Check every line of the data below for the string "Centro", and copy the ones that hold it.

Entries from a visual dataset

◇ ◇ ◇

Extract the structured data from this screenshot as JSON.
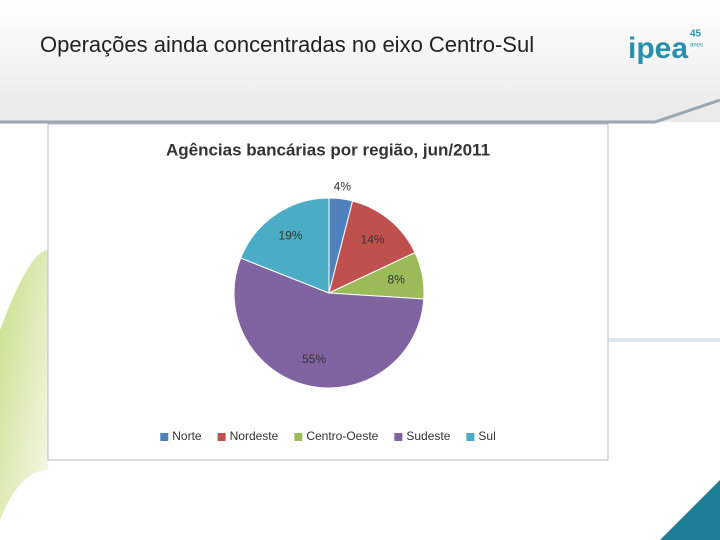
{
  "slide": {
    "title": "Operações ainda concentradas no eixo Centro-Sul",
    "logo": {
      "name": "ipea",
      "years": "45",
      "sub": "anos"
    }
  },
  "chart_data": {
    "type": "pie",
    "title": "Agências bancárias por região, jun/2011",
    "categories": [
      "Norte",
      "Nordeste",
      "Centro-Oeste",
      "Sudeste",
      "Sul"
    ],
    "values": [
      4,
      14,
      8,
      55,
      19
    ],
    "value_labels": [
      "4%",
      "14%",
      "8%",
      "55%",
      "19%"
    ],
    "colors": [
      "#4f81bd",
      "#c0504d",
      "#9bbb59",
      "#8064a2",
      "#4bacc6"
    ],
    "legend": "bottom"
  }
}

◇ ◇ ◇

- **FINAL RESULT**:
    "title": "Operações ainda concentradas no eixo Centro-Sul",
      "Centro-Oeste",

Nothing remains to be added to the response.